▶ _Work required_
Produce the listing below again, exactly as shown.

▶ _Dataset extract_
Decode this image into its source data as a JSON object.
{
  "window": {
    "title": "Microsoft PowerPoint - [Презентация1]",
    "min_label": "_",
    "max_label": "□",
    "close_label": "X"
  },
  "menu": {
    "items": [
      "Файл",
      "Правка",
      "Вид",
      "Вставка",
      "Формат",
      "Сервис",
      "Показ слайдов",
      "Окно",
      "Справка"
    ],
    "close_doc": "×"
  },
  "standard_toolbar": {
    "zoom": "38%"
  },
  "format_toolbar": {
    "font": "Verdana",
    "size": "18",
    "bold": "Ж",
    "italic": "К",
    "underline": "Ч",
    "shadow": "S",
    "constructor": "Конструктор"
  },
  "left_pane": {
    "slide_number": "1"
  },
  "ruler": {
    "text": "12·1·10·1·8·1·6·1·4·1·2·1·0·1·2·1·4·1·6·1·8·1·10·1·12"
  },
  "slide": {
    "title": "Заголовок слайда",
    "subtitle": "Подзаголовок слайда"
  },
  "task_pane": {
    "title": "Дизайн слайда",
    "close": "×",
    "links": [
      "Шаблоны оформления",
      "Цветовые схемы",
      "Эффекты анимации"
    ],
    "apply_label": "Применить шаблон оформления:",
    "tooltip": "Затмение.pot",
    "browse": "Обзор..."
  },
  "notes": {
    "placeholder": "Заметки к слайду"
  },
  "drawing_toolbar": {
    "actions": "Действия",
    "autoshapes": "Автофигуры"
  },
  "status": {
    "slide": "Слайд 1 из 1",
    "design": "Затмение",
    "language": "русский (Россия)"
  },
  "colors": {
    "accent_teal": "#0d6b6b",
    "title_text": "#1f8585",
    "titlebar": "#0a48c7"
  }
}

▶ _Reply to the task_
Decode this image into its source data as a JSON object.
{
  "window": {
    "title": "Microsoft PowerPoint - [Презентация1]",
    "min_label": "_",
    "max_label": "□",
    "close_label": "X"
  },
  "menu": {
    "items": [
      "Файл",
      "Правка",
      "Вид",
      "Вставка",
      "Формат",
      "Сервис",
      "Показ слайдов",
      "Окно",
      "Справка"
    ],
    "close_doc": "×"
  },
  "standard_toolbar": {
    "zoom": "38%"
  },
  "format_toolbar": {
    "font": "Verdana",
    "size": "18",
    "bold": "Ж",
    "italic": "К",
    "underline": "Ч",
    "shadow": "S",
    "constructor": "Конструктор"
  },
  "left_pane": {
    "slide_number": "1"
  },
  "ruler": {
    "text": "12·1·10·1·8·1·6·1·4·1·2·1·0·1·2·1·4·1·6·1·8·1·10·1·12"
  },
  "slide": {
    "title": "Заголовок слайда",
    "subtitle": "Подзаголовок слайда"
  },
  "task_pane": {
    "title": "Дизайн слайда",
    "close": "×",
    "links": [
      "Шаблоны оформления",
      "Цветовые схемы",
      "Эффекты анимации"
    ],
    "apply_label": "Применить шаблон оформления:",
    "tooltip": "Затмение.pot",
    "browse": "Обзор..."
  },
  "notes": {
    "placeholder": "Заметки к слайду"
  },
  "drawing_toolbar": {
    "actions": "Действия",
    "autoshapes": "Автофигуры"
  },
  "status": {
    "slide": "Слайд 1 из 1",
    "design": "Затмение",
    "language": "русский (Россия)"
  },
  "colors": {
    "accent_teal": "#0d6b6b",
    "title_text": "#1f8585",
    "titlebar": "#0a48c7"
  }
}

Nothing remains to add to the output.